─── RECORDS FOR THE TASK ───
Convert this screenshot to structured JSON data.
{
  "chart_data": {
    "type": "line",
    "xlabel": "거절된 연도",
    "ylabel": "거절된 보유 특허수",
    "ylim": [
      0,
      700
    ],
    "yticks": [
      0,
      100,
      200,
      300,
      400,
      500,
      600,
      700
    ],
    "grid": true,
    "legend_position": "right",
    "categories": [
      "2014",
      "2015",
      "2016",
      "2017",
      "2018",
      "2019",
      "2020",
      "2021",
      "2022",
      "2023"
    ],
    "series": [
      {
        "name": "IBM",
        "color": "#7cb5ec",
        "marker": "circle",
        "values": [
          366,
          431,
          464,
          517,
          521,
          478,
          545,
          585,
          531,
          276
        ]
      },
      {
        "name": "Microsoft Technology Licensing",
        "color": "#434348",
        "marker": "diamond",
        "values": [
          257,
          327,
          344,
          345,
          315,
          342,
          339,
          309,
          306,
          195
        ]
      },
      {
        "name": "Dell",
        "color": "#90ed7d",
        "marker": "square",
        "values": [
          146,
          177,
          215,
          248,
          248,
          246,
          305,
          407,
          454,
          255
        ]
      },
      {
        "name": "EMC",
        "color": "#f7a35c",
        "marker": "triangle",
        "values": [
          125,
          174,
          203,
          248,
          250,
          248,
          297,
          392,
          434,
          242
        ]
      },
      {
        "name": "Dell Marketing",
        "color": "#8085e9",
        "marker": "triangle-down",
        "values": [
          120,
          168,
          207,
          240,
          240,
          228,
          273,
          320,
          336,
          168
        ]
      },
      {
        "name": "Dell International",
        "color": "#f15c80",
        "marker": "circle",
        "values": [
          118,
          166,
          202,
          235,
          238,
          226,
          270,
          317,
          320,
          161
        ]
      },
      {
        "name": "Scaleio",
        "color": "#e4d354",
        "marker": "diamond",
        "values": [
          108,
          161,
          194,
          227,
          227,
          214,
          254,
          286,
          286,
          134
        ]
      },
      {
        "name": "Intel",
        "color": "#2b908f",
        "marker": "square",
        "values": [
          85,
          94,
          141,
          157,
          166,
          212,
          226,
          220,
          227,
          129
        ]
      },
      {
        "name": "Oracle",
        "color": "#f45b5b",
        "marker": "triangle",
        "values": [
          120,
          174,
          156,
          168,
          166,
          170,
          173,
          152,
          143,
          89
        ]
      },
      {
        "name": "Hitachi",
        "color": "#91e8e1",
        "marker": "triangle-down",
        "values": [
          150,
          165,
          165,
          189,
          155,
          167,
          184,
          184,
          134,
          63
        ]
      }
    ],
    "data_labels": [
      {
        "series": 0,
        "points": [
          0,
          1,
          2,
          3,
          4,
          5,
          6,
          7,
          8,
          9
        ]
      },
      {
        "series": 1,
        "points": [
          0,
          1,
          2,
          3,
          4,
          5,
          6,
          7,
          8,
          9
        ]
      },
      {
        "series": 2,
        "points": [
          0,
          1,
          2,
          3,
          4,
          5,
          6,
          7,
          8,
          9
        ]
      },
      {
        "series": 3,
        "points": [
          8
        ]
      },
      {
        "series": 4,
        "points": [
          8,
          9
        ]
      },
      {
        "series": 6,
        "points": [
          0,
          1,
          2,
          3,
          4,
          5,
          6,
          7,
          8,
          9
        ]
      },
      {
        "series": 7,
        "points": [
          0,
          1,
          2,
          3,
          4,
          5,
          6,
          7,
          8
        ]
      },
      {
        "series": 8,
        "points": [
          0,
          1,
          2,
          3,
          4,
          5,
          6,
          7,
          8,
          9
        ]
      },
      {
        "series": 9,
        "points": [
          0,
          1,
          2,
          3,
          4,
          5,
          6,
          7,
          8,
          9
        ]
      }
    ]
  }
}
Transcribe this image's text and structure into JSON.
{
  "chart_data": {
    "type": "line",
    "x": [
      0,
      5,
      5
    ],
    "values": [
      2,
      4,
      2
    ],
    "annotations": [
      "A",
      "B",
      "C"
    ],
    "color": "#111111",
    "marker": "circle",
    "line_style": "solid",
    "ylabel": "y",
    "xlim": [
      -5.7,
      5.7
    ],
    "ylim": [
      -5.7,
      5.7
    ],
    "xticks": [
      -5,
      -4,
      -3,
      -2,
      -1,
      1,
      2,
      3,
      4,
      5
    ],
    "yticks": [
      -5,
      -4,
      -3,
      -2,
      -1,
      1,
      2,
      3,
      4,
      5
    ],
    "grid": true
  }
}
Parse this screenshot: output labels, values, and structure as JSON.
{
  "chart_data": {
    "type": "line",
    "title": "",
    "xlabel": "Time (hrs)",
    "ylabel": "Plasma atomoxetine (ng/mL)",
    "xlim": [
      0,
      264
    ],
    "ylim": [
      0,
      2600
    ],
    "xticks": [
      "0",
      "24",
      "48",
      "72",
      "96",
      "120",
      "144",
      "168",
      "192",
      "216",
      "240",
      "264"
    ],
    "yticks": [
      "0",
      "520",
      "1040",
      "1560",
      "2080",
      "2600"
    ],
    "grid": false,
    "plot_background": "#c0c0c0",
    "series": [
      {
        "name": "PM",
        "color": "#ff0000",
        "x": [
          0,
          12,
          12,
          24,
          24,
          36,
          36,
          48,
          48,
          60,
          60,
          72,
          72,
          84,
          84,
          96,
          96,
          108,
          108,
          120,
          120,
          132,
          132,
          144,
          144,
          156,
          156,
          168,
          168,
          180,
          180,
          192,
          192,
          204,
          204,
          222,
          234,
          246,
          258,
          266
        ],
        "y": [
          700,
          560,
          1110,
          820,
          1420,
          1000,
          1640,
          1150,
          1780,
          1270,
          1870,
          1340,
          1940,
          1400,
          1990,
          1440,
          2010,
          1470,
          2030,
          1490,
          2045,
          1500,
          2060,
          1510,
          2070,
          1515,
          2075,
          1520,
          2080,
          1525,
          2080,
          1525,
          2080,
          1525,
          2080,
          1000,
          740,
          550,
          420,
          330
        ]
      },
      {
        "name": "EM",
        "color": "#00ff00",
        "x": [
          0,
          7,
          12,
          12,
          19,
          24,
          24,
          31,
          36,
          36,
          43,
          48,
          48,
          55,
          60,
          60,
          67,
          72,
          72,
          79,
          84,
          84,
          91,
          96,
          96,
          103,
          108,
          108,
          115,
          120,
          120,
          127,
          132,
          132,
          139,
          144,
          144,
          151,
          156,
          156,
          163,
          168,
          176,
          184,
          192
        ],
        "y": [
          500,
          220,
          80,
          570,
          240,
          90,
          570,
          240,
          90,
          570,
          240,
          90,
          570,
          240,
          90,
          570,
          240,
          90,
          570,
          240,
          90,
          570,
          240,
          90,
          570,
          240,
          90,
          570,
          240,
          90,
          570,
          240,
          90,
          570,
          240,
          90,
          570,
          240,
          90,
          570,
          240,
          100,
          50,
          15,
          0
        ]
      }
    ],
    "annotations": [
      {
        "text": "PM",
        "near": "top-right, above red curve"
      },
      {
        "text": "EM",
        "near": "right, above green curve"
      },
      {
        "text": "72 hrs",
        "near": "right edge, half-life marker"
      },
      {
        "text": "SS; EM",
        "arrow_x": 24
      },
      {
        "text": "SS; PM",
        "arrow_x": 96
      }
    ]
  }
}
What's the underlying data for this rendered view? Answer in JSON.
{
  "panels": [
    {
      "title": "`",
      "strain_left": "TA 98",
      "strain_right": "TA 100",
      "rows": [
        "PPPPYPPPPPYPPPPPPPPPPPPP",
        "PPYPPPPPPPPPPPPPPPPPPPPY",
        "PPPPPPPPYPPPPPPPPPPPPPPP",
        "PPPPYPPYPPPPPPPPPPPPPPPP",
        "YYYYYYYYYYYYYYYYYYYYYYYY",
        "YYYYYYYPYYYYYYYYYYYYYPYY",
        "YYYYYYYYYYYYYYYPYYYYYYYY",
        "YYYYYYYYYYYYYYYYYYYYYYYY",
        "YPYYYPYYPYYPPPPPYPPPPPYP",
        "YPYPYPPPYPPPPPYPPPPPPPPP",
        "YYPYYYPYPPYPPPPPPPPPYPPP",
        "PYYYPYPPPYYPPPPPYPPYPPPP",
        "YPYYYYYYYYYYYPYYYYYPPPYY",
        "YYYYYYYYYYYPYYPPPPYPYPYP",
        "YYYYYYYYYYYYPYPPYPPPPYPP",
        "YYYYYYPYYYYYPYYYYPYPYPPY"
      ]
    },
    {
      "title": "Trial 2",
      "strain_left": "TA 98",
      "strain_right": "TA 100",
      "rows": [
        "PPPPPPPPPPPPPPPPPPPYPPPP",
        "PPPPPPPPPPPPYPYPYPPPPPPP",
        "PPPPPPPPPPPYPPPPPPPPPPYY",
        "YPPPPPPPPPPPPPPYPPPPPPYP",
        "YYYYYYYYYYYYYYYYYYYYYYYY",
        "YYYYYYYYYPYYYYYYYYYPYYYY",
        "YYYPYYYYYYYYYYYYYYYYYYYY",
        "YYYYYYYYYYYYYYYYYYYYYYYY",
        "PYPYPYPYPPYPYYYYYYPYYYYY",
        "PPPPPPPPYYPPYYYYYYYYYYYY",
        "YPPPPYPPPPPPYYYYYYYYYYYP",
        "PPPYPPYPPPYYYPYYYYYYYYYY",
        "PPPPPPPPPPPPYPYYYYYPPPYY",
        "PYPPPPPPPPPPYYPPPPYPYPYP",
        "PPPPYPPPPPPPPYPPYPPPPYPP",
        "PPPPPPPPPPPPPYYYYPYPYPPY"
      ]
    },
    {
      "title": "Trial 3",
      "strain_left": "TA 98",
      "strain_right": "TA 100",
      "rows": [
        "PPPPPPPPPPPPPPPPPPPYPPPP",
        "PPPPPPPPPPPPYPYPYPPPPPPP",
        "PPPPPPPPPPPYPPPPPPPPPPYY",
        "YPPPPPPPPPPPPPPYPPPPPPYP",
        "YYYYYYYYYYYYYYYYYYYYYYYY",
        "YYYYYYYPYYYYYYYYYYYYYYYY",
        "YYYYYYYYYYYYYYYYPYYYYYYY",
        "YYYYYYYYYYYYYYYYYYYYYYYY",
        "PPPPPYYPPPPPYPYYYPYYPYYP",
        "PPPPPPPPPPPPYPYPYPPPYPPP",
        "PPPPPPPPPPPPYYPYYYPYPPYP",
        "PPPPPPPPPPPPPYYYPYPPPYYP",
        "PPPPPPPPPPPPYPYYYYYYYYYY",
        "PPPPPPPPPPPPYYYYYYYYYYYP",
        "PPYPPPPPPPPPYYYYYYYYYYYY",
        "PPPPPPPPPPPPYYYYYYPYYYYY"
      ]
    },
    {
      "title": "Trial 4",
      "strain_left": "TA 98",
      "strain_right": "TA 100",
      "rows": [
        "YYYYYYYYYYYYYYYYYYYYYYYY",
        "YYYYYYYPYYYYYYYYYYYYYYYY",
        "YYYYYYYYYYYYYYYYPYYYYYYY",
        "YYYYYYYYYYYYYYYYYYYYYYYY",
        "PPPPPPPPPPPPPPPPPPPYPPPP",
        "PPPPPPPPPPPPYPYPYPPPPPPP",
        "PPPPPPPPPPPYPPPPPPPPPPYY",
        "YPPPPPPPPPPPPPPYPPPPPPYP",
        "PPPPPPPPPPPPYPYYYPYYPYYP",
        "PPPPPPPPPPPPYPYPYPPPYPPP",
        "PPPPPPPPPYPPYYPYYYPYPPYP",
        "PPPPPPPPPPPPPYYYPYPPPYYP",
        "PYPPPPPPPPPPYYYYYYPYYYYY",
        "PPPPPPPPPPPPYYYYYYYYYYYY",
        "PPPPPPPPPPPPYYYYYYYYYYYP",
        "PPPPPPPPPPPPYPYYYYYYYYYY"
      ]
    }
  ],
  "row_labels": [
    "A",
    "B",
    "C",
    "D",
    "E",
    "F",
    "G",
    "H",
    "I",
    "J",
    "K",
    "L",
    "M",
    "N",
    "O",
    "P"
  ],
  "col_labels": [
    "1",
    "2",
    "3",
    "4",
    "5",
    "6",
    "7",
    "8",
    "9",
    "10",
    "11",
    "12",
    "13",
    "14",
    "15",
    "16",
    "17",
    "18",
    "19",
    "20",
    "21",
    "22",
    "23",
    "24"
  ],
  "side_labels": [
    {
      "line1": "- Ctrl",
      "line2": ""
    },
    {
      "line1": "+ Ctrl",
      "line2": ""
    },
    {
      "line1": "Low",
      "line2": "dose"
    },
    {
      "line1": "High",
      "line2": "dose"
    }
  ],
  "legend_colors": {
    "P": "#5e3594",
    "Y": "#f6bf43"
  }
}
───
CHALLENGE |
Using the listing above, list every line in which the string "JSON" occurs.

RESPONSE TO THIS EXERCISE |
Convert this screenshot to structured JSON data.
Transcribe this image's text and structure into JSON.
Parse this screenshot: output labels, values, and structure as JSON.
What's the underlying data for this rendered view? Answer in JSON.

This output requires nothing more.